■ Requirements
Say how many lines include "amount", with no words around the number.

■ Data listing

- - - - -

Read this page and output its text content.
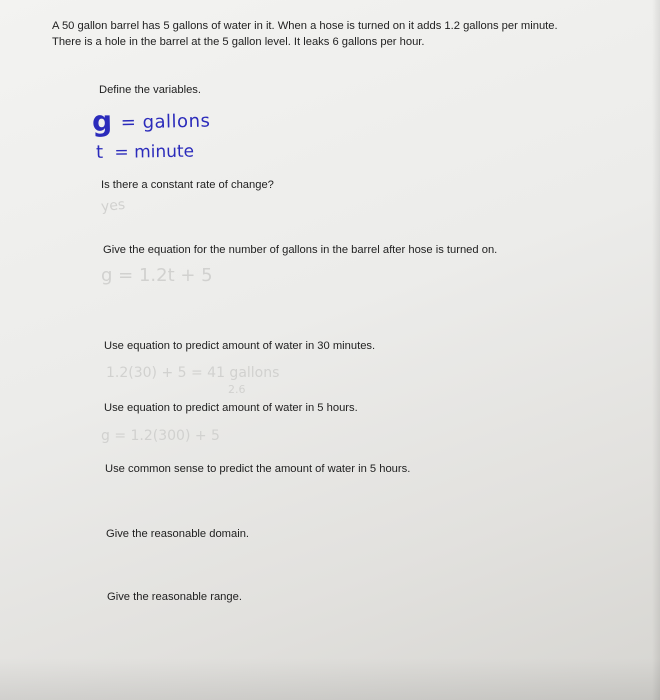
A 50 gallon barrel has 5 gallons of water in it. When a hose is turned on it adds 1.2 gallons per minute.
There is a hole in the barrel at the 5 gallon level. It leaks 6 gallons per hour.
Define the variables.
g = gallons
t = minute
Is there a constant rate of change?
yes
Give the equation for the number of gallons in the barrel after hose is turned on.
g = 1.2t + 5
Use equation to predict amount of water in 30 minutes.
1.2(30) + 5 = 41 gallons
2.6
Use equation to predict amount of water in 5 hours.
g = 1.2(300) + 5
Use common sense to predict the amount of water in 5 hours.
Give the reasonable domain.
Give the reasonable range.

- - - - -

■ Correct response
3